** Start of Supplied material **

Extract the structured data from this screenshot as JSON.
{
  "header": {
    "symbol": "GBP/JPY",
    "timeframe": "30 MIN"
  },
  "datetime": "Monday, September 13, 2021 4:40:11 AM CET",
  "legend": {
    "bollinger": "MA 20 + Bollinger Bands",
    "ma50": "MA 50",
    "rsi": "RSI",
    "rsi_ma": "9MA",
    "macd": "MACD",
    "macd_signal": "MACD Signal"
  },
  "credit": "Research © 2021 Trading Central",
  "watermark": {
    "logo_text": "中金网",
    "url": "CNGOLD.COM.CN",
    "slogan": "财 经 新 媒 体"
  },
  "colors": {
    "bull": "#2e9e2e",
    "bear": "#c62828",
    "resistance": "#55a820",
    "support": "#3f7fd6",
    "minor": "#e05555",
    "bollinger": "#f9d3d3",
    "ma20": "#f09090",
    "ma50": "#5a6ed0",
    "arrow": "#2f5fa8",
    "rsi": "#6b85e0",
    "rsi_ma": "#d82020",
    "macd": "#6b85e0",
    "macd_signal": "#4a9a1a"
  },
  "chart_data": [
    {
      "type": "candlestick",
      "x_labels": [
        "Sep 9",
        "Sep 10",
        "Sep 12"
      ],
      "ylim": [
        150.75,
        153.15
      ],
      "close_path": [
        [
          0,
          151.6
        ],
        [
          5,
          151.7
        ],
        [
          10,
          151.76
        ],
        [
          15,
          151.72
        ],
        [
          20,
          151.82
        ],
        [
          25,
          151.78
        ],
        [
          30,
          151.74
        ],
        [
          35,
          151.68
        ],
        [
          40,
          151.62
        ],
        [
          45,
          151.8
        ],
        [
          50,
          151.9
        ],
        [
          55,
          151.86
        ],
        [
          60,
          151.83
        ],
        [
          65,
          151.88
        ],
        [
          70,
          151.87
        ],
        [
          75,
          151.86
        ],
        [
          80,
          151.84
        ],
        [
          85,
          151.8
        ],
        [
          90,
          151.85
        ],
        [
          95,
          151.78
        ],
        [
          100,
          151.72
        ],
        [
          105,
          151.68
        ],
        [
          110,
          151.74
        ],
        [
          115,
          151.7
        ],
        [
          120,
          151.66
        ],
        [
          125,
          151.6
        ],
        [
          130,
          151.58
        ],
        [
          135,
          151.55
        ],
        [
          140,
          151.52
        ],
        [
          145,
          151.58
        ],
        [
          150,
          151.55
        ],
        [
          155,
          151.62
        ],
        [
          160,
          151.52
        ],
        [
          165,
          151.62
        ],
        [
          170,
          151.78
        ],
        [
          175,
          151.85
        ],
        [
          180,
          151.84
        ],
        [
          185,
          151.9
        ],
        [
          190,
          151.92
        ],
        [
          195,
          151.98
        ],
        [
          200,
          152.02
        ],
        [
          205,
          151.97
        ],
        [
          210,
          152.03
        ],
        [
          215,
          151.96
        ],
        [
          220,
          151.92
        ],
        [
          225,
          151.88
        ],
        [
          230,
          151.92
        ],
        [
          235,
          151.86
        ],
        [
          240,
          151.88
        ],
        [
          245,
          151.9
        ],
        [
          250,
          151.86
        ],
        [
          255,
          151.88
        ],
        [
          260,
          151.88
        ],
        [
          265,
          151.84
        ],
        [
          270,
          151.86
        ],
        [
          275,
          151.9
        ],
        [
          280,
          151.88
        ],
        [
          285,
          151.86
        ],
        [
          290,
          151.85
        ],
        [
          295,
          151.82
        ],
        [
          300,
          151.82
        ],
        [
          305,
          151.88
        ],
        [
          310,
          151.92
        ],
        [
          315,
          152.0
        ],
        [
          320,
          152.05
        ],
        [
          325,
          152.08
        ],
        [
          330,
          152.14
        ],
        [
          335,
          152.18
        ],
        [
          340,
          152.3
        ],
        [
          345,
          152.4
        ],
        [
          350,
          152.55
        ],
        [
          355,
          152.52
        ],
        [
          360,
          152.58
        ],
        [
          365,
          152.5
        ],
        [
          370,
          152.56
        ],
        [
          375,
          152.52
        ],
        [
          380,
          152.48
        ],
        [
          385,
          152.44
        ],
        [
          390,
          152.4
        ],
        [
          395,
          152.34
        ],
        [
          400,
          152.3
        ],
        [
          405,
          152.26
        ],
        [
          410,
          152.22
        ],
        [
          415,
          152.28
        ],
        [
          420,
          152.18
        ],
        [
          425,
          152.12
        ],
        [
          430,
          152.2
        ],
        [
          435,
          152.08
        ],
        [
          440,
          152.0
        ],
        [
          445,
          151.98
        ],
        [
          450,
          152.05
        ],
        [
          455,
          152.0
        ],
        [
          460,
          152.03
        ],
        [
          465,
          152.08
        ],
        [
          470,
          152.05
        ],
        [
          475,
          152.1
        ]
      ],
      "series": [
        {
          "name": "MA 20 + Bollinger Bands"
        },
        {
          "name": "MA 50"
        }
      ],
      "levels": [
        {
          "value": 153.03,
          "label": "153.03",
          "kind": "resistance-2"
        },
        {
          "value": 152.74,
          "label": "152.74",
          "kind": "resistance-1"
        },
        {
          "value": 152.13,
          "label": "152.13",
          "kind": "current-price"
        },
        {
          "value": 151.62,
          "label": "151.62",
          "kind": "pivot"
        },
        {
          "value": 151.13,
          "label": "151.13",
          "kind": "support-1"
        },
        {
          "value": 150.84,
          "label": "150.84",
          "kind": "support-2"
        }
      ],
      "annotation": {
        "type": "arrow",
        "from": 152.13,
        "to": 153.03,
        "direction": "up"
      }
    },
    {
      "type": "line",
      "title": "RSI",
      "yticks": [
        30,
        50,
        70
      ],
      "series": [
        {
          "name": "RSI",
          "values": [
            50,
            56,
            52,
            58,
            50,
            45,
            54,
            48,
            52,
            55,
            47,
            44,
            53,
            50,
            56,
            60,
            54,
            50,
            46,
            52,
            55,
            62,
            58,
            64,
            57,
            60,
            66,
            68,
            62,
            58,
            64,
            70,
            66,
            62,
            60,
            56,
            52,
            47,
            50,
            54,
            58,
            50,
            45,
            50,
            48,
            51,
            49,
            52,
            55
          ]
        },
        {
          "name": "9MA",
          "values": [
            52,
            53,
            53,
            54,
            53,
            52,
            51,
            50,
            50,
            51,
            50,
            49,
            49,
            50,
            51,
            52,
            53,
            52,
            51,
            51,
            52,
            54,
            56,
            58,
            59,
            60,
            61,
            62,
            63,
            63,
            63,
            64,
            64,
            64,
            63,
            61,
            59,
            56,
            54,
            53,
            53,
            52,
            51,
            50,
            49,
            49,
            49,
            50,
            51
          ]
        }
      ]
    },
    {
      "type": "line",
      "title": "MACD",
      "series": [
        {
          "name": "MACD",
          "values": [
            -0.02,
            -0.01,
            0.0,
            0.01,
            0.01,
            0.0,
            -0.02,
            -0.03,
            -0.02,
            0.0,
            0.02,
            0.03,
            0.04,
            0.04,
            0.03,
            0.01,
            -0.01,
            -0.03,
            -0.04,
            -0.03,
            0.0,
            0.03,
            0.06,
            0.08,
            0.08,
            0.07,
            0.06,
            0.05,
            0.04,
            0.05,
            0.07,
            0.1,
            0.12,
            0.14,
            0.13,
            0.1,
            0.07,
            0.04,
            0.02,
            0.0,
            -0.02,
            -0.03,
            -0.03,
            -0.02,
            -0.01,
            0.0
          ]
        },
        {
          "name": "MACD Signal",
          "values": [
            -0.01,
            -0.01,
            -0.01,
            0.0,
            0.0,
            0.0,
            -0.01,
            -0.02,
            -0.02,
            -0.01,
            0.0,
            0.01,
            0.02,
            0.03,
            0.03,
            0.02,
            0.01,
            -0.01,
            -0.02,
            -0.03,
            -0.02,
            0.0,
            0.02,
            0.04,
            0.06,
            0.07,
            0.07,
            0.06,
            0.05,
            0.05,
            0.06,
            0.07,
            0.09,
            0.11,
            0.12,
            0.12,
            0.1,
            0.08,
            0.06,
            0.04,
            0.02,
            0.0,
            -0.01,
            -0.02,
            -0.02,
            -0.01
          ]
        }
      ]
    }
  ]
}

** End of Supplied material **

Search the data for "kind". Copy every line that has it.

## Result of the task
          "kind": "resistance-2"
          "kind": "resistance-1"
          "kind": "current-price"
          "kind": "pivot"
          "kind": "support-1"
          "kind": "support-2"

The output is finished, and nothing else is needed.